• _WHAT TO DO_
Filter the listing below, copying every line in which the word "date" appears.
====================
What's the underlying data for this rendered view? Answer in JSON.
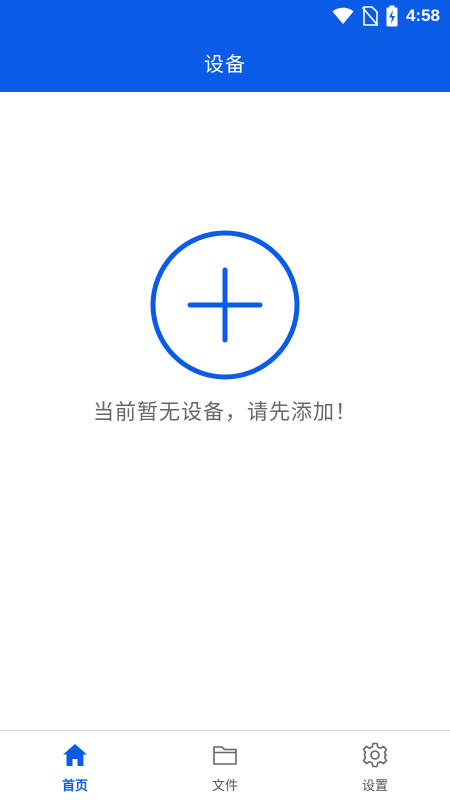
{
  "colors": {
    "primary": "#0a5ce6",
    "text_muted": "#666666",
    "nav_inactive": "#555555"
  },
  "status_bar": {
    "time": "4:58",
    "icons": [
      "wifi-icon",
      "no-sim-icon",
      "battery-charging-icon"
    ]
  },
  "app_bar": {
    "title": "设备"
  },
  "empty_state": {
    "add_icon": "plus-circle-icon",
    "message": "当前暂无设备，请先添加！"
  },
  "bottom_nav": {
    "items": [
      {
        "label": "首页",
        "icon": "home-icon",
        "active": true
      },
      {
        "label": "文件",
        "icon": "folder-icon",
        "active": false
      },
      {
        "label": "设置",
        "icon": "gear-icon",
        "active": false
      }
    ]
  }
}
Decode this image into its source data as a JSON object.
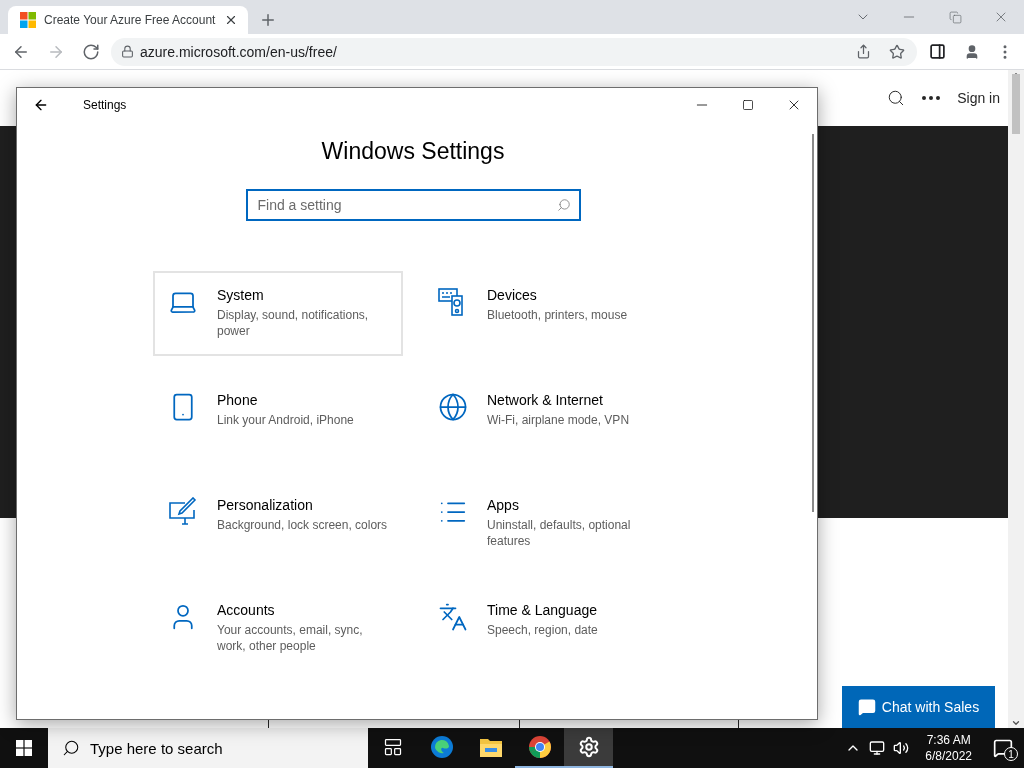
{
  "browser": {
    "tab": {
      "title": "Create Your Azure Free Account"
    },
    "nav": [
      {
        "kind": "back",
        "disabled": false
      },
      {
        "kind": "forward",
        "disabled": true
      },
      {
        "kind": "reload",
        "disabled": false
      }
    ],
    "url": "azure.microsoft.com/en-us/free/"
  },
  "page": {
    "sign_in": "Sign in",
    "chat": "Chat with Sales"
  },
  "settings": {
    "title": "Settings",
    "heading": "Windows Settings",
    "search": {
      "placeholder": "Find a setting"
    },
    "categories": [
      {
        "kind": "system",
        "title": "System",
        "description": "Display, sound, notifications, power",
        "selected": true
      },
      {
        "kind": "devices",
        "title": "Devices",
        "description": "Bluetooth, printers, mouse",
        "selected": false
      },
      {
        "kind": "phone",
        "title": "Phone",
        "description": "Link your Android, iPhone",
        "selected": false
      },
      {
        "kind": "network",
        "title": "Network & Internet",
        "description": "Wi-Fi, airplane mode, VPN",
        "selected": false
      },
      {
        "kind": "personalization",
        "title": "Personalization",
        "description": "Background, lock screen, colors",
        "selected": false
      },
      {
        "kind": "apps",
        "title": "Apps",
        "description": "Uninstall, defaults, optional features",
        "selected": false
      },
      {
        "kind": "accounts",
        "title": "Accounts",
        "description": "Your accounts, email, sync, work, other people",
        "selected": false
      },
      {
        "kind": "time",
        "title": "Time & Language",
        "description": "Speech, region, date",
        "selected": false
      }
    ]
  },
  "taskbar": {
    "search": {
      "placeholder": "Type here to search"
    },
    "apps": [
      {
        "kind": "taskview",
        "running": false,
        "active": false
      },
      {
        "kind": "edge",
        "running": false,
        "active": false
      },
      {
        "kind": "explorer",
        "running": false,
        "active": false
      },
      {
        "kind": "chrome",
        "running": true,
        "active": false
      },
      {
        "kind": "settings",
        "running": true,
        "active": true
      }
    ],
    "time": "7:36 AM",
    "date": "6/8/2022",
    "notifications": "1"
  }
}
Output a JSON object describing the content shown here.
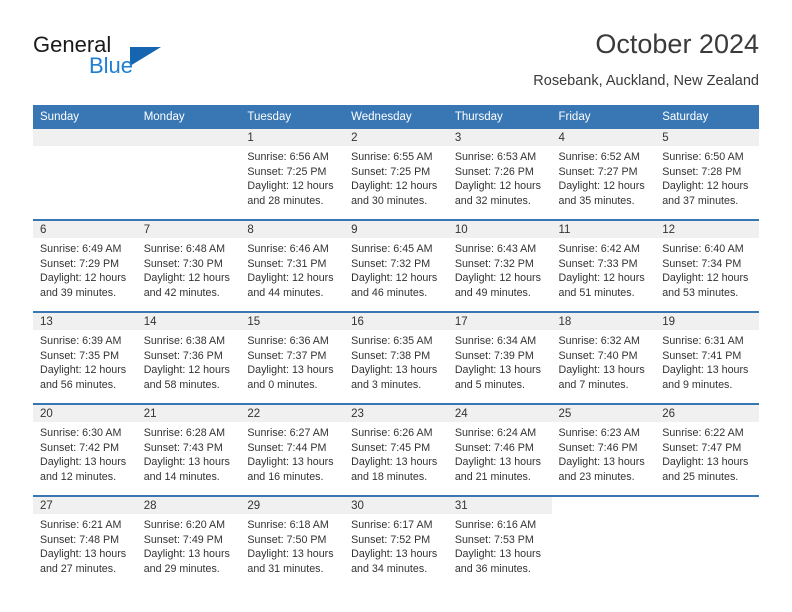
{
  "logo": {
    "word_top": "General",
    "word_bottom": "Blue",
    "triangle_color": "#1565b0",
    "blue_color": "#1f7fd0"
  },
  "header": {
    "title": "October 2024",
    "subtitle": "Rosebank, Auckland, New Zealand"
  },
  "theme": {
    "header_blue": "#3877b4",
    "day_band_gray": "#f0f0f0",
    "text": "#333333"
  },
  "calendar": {
    "weekday_headers": [
      "Sunday",
      "Monday",
      "Tuesday",
      "Wednesday",
      "Thursday",
      "Friday",
      "Saturday"
    ],
    "weeks": [
      [
        {
          "day": "",
          "empty": true,
          "sunrise": "",
          "sunset": "",
          "daylight_1": "",
          "daylight_2": ""
        },
        {
          "day": "",
          "empty": true,
          "sunrise": "",
          "sunset": "",
          "daylight_1": "",
          "daylight_2": ""
        },
        {
          "day": "1",
          "sunrise": "Sunrise: 6:56 AM",
          "sunset": "Sunset: 7:25 PM",
          "daylight_1": "Daylight: 12 hours",
          "daylight_2": "and 28 minutes."
        },
        {
          "day": "2",
          "sunrise": "Sunrise: 6:55 AM",
          "sunset": "Sunset: 7:25 PM",
          "daylight_1": "Daylight: 12 hours",
          "daylight_2": "and 30 minutes."
        },
        {
          "day": "3",
          "sunrise": "Sunrise: 6:53 AM",
          "sunset": "Sunset: 7:26 PM",
          "daylight_1": "Daylight: 12 hours",
          "daylight_2": "and 32 minutes."
        },
        {
          "day": "4",
          "sunrise": "Sunrise: 6:52 AM",
          "sunset": "Sunset: 7:27 PM",
          "daylight_1": "Daylight: 12 hours",
          "daylight_2": "and 35 minutes."
        },
        {
          "day": "5",
          "sunrise": "Sunrise: 6:50 AM",
          "sunset": "Sunset: 7:28 PM",
          "daylight_1": "Daylight: 12 hours",
          "daylight_2": "and 37 minutes."
        }
      ],
      [
        {
          "day": "6",
          "sunrise": "Sunrise: 6:49 AM",
          "sunset": "Sunset: 7:29 PM",
          "daylight_1": "Daylight: 12 hours",
          "daylight_2": "and 39 minutes."
        },
        {
          "day": "7",
          "sunrise": "Sunrise: 6:48 AM",
          "sunset": "Sunset: 7:30 PM",
          "daylight_1": "Daylight: 12 hours",
          "daylight_2": "and 42 minutes."
        },
        {
          "day": "8",
          "sunrise": "Sunrise: 6:46 AM",
          "sunset": "Sunset: 7:31 PM",
          "daylight_1": "Daylight: 12 hours",
          "daylight_2": "and 44 minutes."
        },
        {
          "day": "9",
          "sunrise": "Sunrise: 6:45 AM",
          "sunset": "Sunset: 7:32 PM",
          "daylight_1": "Daylight: 12 hours",
          "daylight_2": "and 46 minutes."
        },
        {
          "day": "10",
          "sunrise": "Sunrise: 6:43 AM",
          "sunset": "Sunset: 7:32 PM",
          "daylight_1": "Daylight: 12 hours",
          "daylight_2": "and 49 minutes."
        },
        {
          "day": "11",
          "sunrise": "Sunrise: 6:42 AM",
          "sunset": "Sunset: 7:33 PM",
          "daylight_1": "Daylight: 12 hours",
          "daylight_2": "and 51 minutes."
        },
        {
          "day": "12",
          "sunrise": "Sunrise: 6:40 AM",
          "sunset": "Sunset: 7:34 PM",
          "daylight_1": "Daylight: 12 hours",
          "daylight_2": "and 53 minutes."
        }
      ],
      [
        {
          "day": "13",
          "sunrise": "Sunrise: 6:39 AM",
          "sunset": "Sunset: 7:35 PM",
          "daylight_1": "Daylight: 12 hours",
          "daylight_2": "and 56 minutes."
        },
        {
          "day": "14",
          "sunrise": "Sunrise: 6:38 AM",
          "sunset": "Sunset: 7:36 PM",
          "daylight_1": "Daylight: 12 hours",
          "daylight_2": "and 58 minutes."
        },
        {
          "day": "15",
          "sunrise": "Sunrise: 6:36 AM",
          "sunset": "Sunset: 7:37 PM",
          "daylight_1": "Daylight: 13 hours",
          "daylight_2": "and 0 minutes."
        },
        {
          "day": "16",
          "sunrise": "Sunrise: 6:35 AM",
          "sunset": "Sunset: 7:38 PM",
          "daylight_1": "Daylight: 13 hours",
          "daylight_2": "and 3 minutes."
        },
        {
          "day": "17",
          "sunrise": "Sunrise: 6:34 AM",
          "sunset": "Sunset: 7:39 PM",
          "daylight_1": "Daylight: 13 hours",
          "daylight_2": "and 5 minutes."
        },
        {
          "day": "18",
          "sunrise": "Sunrise: 6:32 AM",
          "sunset": "Sunset: 7:40 PM",
          "daylight_1": "Daylight: 13 hours",
          "daylight_2": "and 7 minutes."
        },
        {
          "day": "19",
          "sunrise": "Sunrise: 6:31 AM",
          "sunset": "Sunset: 7:41 PM",
          "daylight_1": "Daylight: 13 hours",
          "daylight_2": "and 9 minutes."
        }
      ],
      [
        {
          "day": "20",
          "sunrise": "Sunrise: 6:30 AM",
          "sunset": "Sunset: 7:42 PM",
          "daylight_1": "Daylight: 13 hours",
          "daylight_2": "and 12 minutes."
        },
        {
          "day": "21",
          "sunrise": "Sunrise: 6:28 AM",
          "sunset": "Sunset: 7:43 PM",
          "daylight_1": "Daylight: 13 hours",
          "daylight_2": "and 14 minutes."
        },
        {
          "day": "22",
          "sunrise": "Sunrise: 6:27 AM",
          "sunset": "Sunset: 7:44 PM",
          "daylight_1": "Daylight: 13 hours",
          "daylight_2": "and 16 minutes."
        },
        {
          "day": "23",
          "sunrise": "Sunrise: 6:26 AM",
          "sunset": "Sunset: 7:45 PM",
          "daylight_1": "Daylight: 13 hours",
          "daylight_2": "and 18 minutes."
        },
        {
          "day": "24",
          "sunrise": "Sunrise: 6:24 AM",
          "sunset": "Sunset: 7:46 PM",
          "daylight_1": "Daylight: 13 hours",
          "daylight_2": "and 21 minutes."
        },
        {
          "day": "25",
          "sunrise": "Sunrise: 6:23 AM",
          "sunset": "Sunset: 7:46 PM",
          "daylight_1": "Daylight: 13 hours",
          "daylight_2": "and 23 minutes."
        },
        {
          "day": "26",
          "sunrise": "Sunrise: 6:22 AM",
          "sunset": "Sunset: 7:47 PM",
          "daylight_1": "Daylight: 13 hours",
          "daylight_2": "and 25 minutes."
        }
      ],
      [
        {
          "day": "27",
          "sunrise": "Sunrise: 6:21 AM",
          "sunset": "Sunset: 7:48 PM",
          "daylight_1": "Daylight: 13 hours",
          "daylight_2": "and 27 minutes."
        },
        {
          "day": "28",
          "sunrise": "Sunrise: 6:20 AM",
          "sunset": "Sunset: 7:49 PM",
          "daylight_1": "Daylight: 13 hours",
          "daylight_2": "and 29 minutes."
        },
        {
          "day": "29",
          "sunrise": "Sunrise: 6:18 AM",
          "sunset": "Sunset: 7:50 PM",
          "daylight_1": "Daylight: 13 hours",
          "daylight_2": "and 31 minutes."
        },
        {
          "day": "30",
          "sunrise": "Sunrise: 6:17 AM",
          "sunset": "Sunset: 7:52 PM",
          "daylight_1": "Daylight: 13 hours",
          "daylight_2": "and 34 minutes."
        },
        {
          "day": "31",
          "sunrise": "Sunrise: 6:16 AM",
          "sunset": "Sunset: 7:53 PM",
          "daylight_1": "Daylight: 13 hours",
          "daylight_2": "and 36 minutes."
        },
        {
          "day": "",
          "blank": true,
          "sunrise": "",
          "sunset": "",
          "daylight_1": "",
          "daylight_2": ""
        },
        {
          "day": "",
          "blank": true,
          "sunrise": "",
          "sunset": "",
          "daylight_1": "",
          "daylight_2": ""
        }
      ]
    ]
  }
}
====================
• _EXPECTED OUTPUT_
        "description": "Speech, region, date",
    "date": "6/8/2022",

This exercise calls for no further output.